EXERCISE INSTRUCTIONS
Please decide whether each statement agrees with the ACP lifecycle text. Answer yes or no for each, and quote the deciding words from the text.
(a) Process cleanup works out ownership from sources that include PIDs and command strings.
(b) The refactor aims to create a new ACP product surface.
(c) ACP lifecycle does not currently work.
Top of READING TEXT
2026-05-07 07:30:37 +01:00

9.8 KiB

summary, read_when, title, sidebarTitle
summary read_when title sidebarTitle
Migration plan for making ACP session and ACPX process ownership explicit
Refactoring ACP session lifecycle or ACPX process cleanup
Debugging ACPX orphan processes, PID reuse, or multi-gateway cleanup safety
Changing sessions_list visibility for spawned ACP or subagent sessions
Designing ownership metadata for background tasks, ACP sessions, or process leases
ACP lifecycle refactor ACP lifecycle refactor

ACP lifecycle currently works, but too much of it is inferred after the fact. Process cleanup reconstructs ownership from PIDs, command strings, wrapper paths, and the live process table. Session visibility reconstructs ownership from session-key strings plus secondary sessions.list({ spawnedBy }) lookups. That makes narrow fixes possible, but it also makes edge cases easy to miss: PID reuse, quoted commands, adapter grandchildren, multi-gateway state roots, cancel versus close, and tree versus all visibility all become separate places to rediscover the same ownership rules.

This refactor makes ownership first-class. The goal is not a new ACP product surface; it is a safer internal contract for the existing ACP and ACPX behavior.
Bottom of READING TEXT
Top of PROVIDED INFORMATION
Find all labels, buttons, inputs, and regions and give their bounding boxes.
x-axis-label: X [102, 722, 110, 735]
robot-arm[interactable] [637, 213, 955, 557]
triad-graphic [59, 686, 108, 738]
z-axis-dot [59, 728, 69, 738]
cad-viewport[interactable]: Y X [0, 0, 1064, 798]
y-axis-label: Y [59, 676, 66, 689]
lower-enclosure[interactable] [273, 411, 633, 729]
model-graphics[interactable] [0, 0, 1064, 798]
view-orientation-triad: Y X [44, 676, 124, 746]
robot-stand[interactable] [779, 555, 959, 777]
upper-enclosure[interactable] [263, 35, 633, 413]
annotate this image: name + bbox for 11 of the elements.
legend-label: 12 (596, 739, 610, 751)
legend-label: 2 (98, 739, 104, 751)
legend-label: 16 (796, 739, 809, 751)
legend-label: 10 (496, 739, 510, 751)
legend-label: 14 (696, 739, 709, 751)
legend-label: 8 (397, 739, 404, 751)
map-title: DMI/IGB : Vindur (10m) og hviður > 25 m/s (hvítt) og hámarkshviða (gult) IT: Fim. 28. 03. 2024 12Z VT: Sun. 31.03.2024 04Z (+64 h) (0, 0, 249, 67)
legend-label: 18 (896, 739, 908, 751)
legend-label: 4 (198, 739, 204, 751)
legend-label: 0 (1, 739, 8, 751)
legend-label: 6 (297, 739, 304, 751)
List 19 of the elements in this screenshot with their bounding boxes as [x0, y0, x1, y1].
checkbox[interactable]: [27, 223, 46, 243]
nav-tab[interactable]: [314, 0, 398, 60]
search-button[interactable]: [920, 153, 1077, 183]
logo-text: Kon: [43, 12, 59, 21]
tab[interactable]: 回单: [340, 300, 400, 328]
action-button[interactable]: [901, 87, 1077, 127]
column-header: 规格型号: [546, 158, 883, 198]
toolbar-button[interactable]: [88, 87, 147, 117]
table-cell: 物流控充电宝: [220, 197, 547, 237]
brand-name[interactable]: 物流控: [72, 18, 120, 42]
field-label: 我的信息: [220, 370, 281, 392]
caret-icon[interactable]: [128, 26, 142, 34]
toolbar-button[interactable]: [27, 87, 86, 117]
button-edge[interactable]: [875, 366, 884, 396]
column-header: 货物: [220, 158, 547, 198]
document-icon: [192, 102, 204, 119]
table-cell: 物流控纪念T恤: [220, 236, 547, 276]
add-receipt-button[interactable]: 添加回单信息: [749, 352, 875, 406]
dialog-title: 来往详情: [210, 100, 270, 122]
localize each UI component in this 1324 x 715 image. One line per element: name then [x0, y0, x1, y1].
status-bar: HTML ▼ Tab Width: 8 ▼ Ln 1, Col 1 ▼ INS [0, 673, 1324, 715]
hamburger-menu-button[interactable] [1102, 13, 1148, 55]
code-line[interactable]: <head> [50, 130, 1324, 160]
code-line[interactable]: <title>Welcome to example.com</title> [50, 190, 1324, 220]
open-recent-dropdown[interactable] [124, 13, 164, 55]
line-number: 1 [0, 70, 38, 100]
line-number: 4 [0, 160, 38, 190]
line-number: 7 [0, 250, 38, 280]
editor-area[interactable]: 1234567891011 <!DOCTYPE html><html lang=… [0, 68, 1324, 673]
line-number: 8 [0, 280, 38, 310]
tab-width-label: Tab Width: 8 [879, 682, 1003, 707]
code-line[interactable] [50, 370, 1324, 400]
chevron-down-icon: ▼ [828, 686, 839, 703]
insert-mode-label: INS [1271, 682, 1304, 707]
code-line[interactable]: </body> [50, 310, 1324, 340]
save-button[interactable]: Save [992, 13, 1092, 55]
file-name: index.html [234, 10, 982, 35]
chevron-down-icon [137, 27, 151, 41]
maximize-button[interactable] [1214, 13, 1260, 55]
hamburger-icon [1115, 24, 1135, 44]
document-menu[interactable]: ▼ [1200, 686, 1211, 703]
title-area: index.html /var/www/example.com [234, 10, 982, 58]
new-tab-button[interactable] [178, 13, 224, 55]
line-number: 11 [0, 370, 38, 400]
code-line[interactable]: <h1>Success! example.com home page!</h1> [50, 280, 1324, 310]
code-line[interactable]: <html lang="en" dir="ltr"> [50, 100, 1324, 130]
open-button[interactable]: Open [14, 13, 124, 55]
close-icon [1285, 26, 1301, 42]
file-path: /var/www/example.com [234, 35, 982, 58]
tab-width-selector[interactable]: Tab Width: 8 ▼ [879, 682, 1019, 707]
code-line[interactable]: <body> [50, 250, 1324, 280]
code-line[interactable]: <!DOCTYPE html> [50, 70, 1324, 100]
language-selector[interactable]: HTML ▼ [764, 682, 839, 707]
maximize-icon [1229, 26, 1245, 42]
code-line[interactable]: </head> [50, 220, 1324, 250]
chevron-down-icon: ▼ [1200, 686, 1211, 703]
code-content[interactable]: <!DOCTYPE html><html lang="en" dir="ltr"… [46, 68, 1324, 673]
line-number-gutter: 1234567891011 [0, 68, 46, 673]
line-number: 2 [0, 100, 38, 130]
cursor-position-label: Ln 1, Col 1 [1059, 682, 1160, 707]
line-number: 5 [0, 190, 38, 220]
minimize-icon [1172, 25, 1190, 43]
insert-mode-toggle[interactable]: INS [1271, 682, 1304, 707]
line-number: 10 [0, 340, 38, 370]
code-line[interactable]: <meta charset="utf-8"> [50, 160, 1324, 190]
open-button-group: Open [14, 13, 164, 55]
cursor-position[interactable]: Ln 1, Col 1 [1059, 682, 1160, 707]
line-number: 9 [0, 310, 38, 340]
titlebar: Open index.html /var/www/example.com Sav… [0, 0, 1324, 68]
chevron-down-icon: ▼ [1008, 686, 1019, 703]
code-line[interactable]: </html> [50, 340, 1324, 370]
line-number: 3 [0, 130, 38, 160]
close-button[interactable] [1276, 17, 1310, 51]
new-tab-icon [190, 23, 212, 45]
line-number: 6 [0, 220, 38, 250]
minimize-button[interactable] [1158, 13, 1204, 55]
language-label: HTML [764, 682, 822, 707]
Bottom of PROVIDED INFORMATION
FINISHED EXERCISE
(a) Yes: "Process cleanup reconstructs ownership from PIDs, command strings, wrapper paths, and the live process table."
(b) No: "The goal is not a new ACP product surface"
(c) No: "ACP lifecycle currently works, but too much of it is inferred after the fact."